Görevler ve Alıştırmalar:
a) Mahmud Efendi ve tasavvuf üzerine olan metinde "Ne gariptir ki" ifadesinden "duruşunu neden taşımıyorsunuz?" ifadesine kadar olan kısmı aynen yeniden yazın.
b) Mahmud Efendi ve tasavvuf üzerine olan metne göre aşağıdaki ifadelerin her birinin doğru olup olmadığını evet veya hayır ile belirtin ve kararı veren sözleri metinden aynen alıntılayın: (i) Mahmud Efendi insanlara "Sultan olun." derdi. (ii) Mahmud Efendi tasavvufu ticarete dökenlerden uzak durdu. (iii) Mahmud Efendi'nin mektebindeki talebeler sadelikle giyinirdi.
c) Mahmud Efendi ve tasavvuf üzerine olan metni son cümlesinden sonra kaldığı yerden sürdürün.

Mahmud Efendi ve Tasavvufun Saf Ruhu

İÇERİKLER

Tasavvufun Saf Kaynağı ve Mahmud Efendi’nin Mirası

Bir pınarın kaynağından çıktığı gibi, tasavvuf da aslıyla saf ve berraktır. Ne zaman ki sulara çamur karışır, işte o vakit hakikat bulanır, göz gözü görmez olur. Mahmud Efendi Hazretleri, bu berrak pınarın başında durmuş, ona bulanıklık karıştıran elleri daima geri itmiştir. O, tasavvufu süslü sözlerle, debdebeli meclislerle değil, bizzat yaşantısıyla anlatmış, onu menfaatin değil, marifetin durağı olarak görmüştür.

Ne gariptir ki bugün, onun adını taşıyan bazı kimseler onun yolundan değil, nefsin arzularından yürümektedir. Oysa Mahmud Efendi, Allah’a kulluğu, zühdü ve edebi öğreten bir mektepti. O mektebin talebeleri sadelikle giyinir, ilimden beslenir, hizmetle yoğrulurdu. Bugün ise bazı kimseler onun mirasını zenginliğe, dünyevî makamlara, şaşaalı sahnelere malzeme yapmaktadır. İşte burada su bulanır, yol eğrilir, hakikat perdelenir.

Hakiki Tasavvufun Ölçüsü: Sadakat mi, Gösteriş mi?

O, giydiği cübbenin ağırlığını bilir, taşıdığı sarığın mesuliyetinden korkardı. Ne bir asaya yaslanarak büyüklük tasladı ne de ardında yürüyenleri kendine köle kıldı. O, “Hizmet edin.” derdi, “Sultan olun.” değil. Bugün Mahmud Efendi’nin adını anarak onun gölgesinde taht kurmak isteyenlere sormak gerekir: Onun sadelik anlayışını, ilme adanmış ömrünü, hakikat karşısında eğilmeyen duruşunu neden taşımıyorsunuz?

O, tasavvufu ticarete dökenlerden uzak durdu. Onun meclisinde Kur’an’ın ve sünnetin sesi vardı, menfaatin ve çıkar hesaplarının değil. Şimdi bakıyoruz, kimi onun ismini kullanarak dünya saltanatı sürüyor, kimi onun hatırasını paraya tahvil ediyor. Oysa Mahmud Efendi, tasavvufu ne bir hanedanlık ne de bir servet kapısı olarak görmüştü. O, insanları kendine değil, Allah’a çağırdı. Bugün onun adını kullananlar insanları Allah’a mı çağırıyor, yoksa kendi düzenlerine mi?

Çıkarılan Kayıtlar:
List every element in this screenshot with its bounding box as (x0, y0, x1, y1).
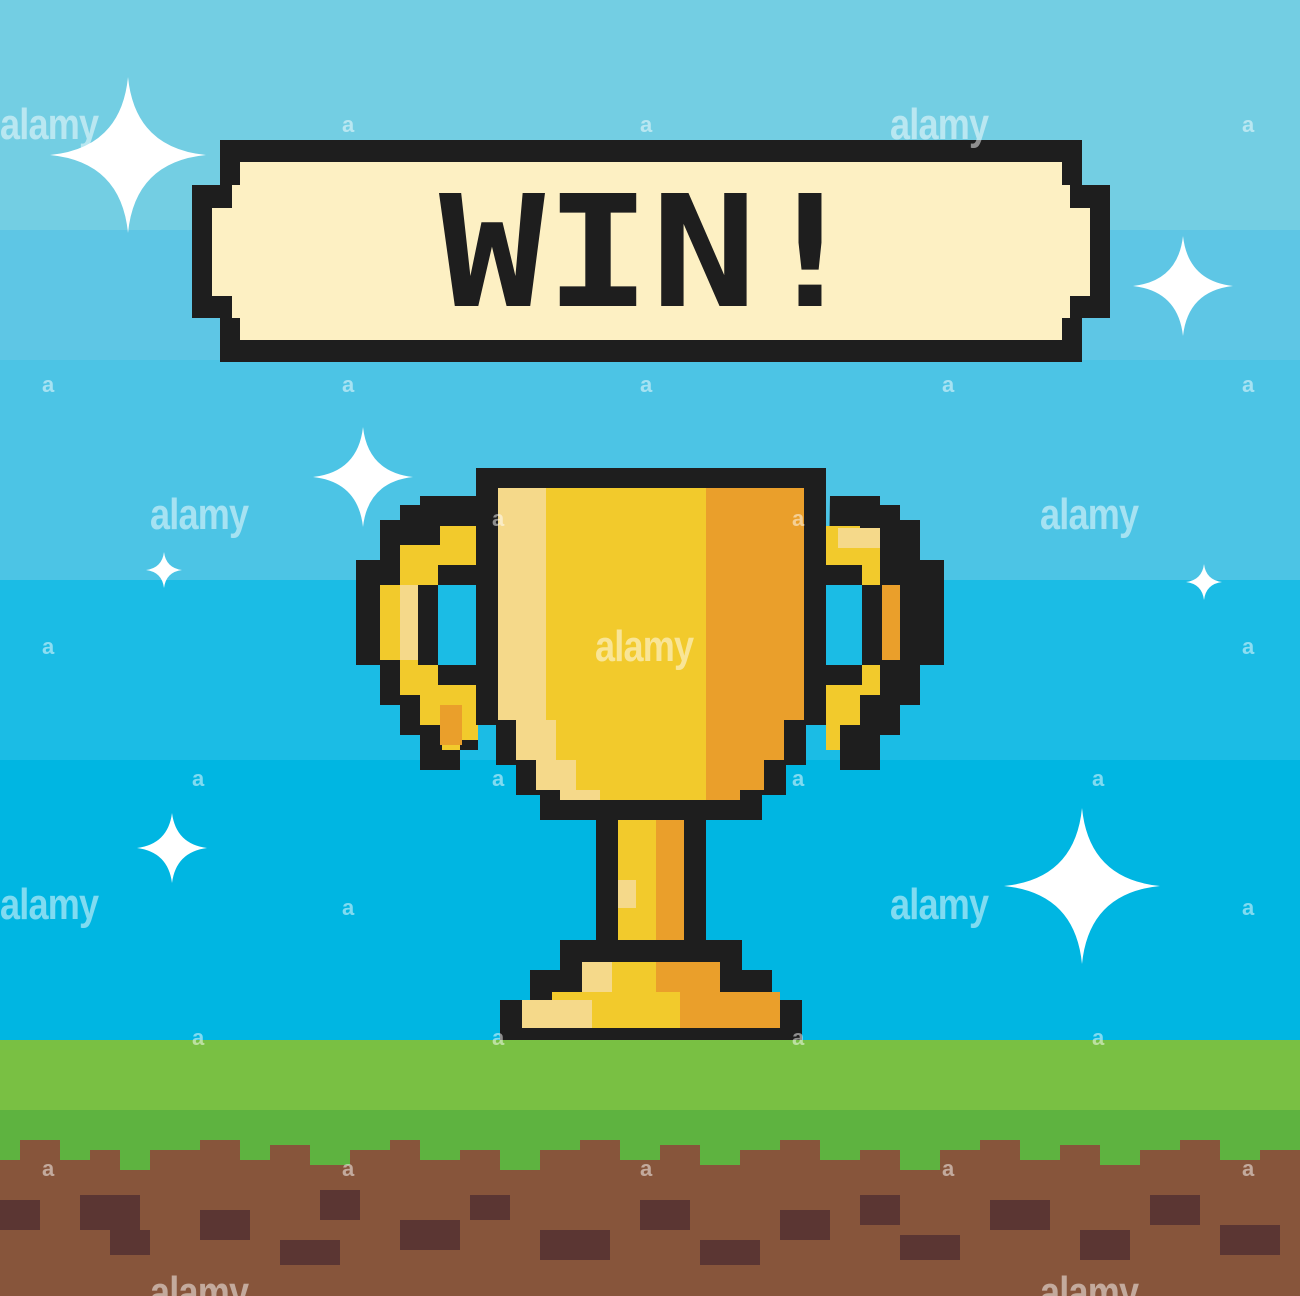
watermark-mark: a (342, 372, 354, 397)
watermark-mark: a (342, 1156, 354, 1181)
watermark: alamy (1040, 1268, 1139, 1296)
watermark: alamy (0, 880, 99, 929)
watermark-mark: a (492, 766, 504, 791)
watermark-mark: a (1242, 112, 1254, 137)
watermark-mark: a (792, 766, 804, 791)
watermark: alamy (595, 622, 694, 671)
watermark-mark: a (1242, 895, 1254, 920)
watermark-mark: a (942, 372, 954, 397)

Nihai Sonuçlar:
a)
Ne gariptir ki bugün, onun adını taşıyan bazı kimseler onun yolundan değil, nefsin arzularından yürümektedir. Oysa Mahmud Efendi, Allah’a kulluğu, zühdü ve edebi öğreten bir mektepti. O mektebin talebeleri sadelikle giyinir, ilimden beslenir, hizmetle yoğrulurdu. Bugün ise bazı kimseler onun mirasını zenginliğe, dünyevî makamlara, şaşaalı sahnelere malzeme yapmaktadır. İşte burada su bulanır, yol eğrilir, hakikat perdelenir.

Hakiki Tasavvufun Ölçüsü: Sadakat mi, Gösteriş mi?

O, giydiği cübbenin ağırlığını bilir, taşıdığı sarığın mesuliyetinden korkardı. Ne bir asaya yaslanarak büyüklük tasladı ne de ardında yürüyenleri kendine köle kıldı. O, “Hizmet edin.” derdi, “Sultan olun.” değil. Bugün Mahmud Efendi’nin adını anarak onun gölgesinde taht kurmak isteyenlere sormak gerekir: Onun sadelik anlayışını, ilme adanmış ömrünü, hakikat karşısında eğilmeyen duruşunu neden taşımıyorsunuz?

b)
(i) Hayır: "O, “Hizmet edin.” derdi, “Sultan olun.” değil."
(ii) Evet: "O, tasavvufu ticarete dökenlerden uzak durdu."
(iii) Evet: "O mektebin talebeleri sadelikle giyinir, ilimden beslenir, hizmetle yoğrulurdu."

c)
Gerçek Tasavvuf Gösterişle Değil, Gönülle Yaşanır

O, bir lokma bir hırka ile yetinmişti. Gözlerini ne lüks arabalara ne süslü saraylara dikti. “Dünya malı mülküyle övünen, tasavvuftan nasipsizdir.” derdi. Bugün ise onun adı altında, altına boyananlar, makam yükseltenler, tasavvufu gösterişe dönüştürenler var. Ne büyük hüsran!

O, insanları Allah’a bağladı, kendine değil. O, adını değil, Allah’ın adını yüceltti. Oysa şimdi onun mirasını sahiplenip, onun adını kullanarak şahsını büyütenler var. Fakat unuttukları bir şey var: Hakk’ın terazisi şaşmaz. O terazi, kimileri için izzet, kimileri için rezalettir.

Mahmud Efendi, gözler gibi kalpleri de temiz tuttu. Ona bakan, İslam’ın inceliğini görürdü. Onun adını anıp da nefsinin esiri olanlar aynaya bakmalı: O aynada kendilerini mi görecekler, yoksa Mahmud Efendi’nin tertemiz mirasını mı?

Mahmud Efendi Hazretleri’nin mirasını temiz tutabilenlere ne mutlu!
Kirletenlere de yazıklar olsun!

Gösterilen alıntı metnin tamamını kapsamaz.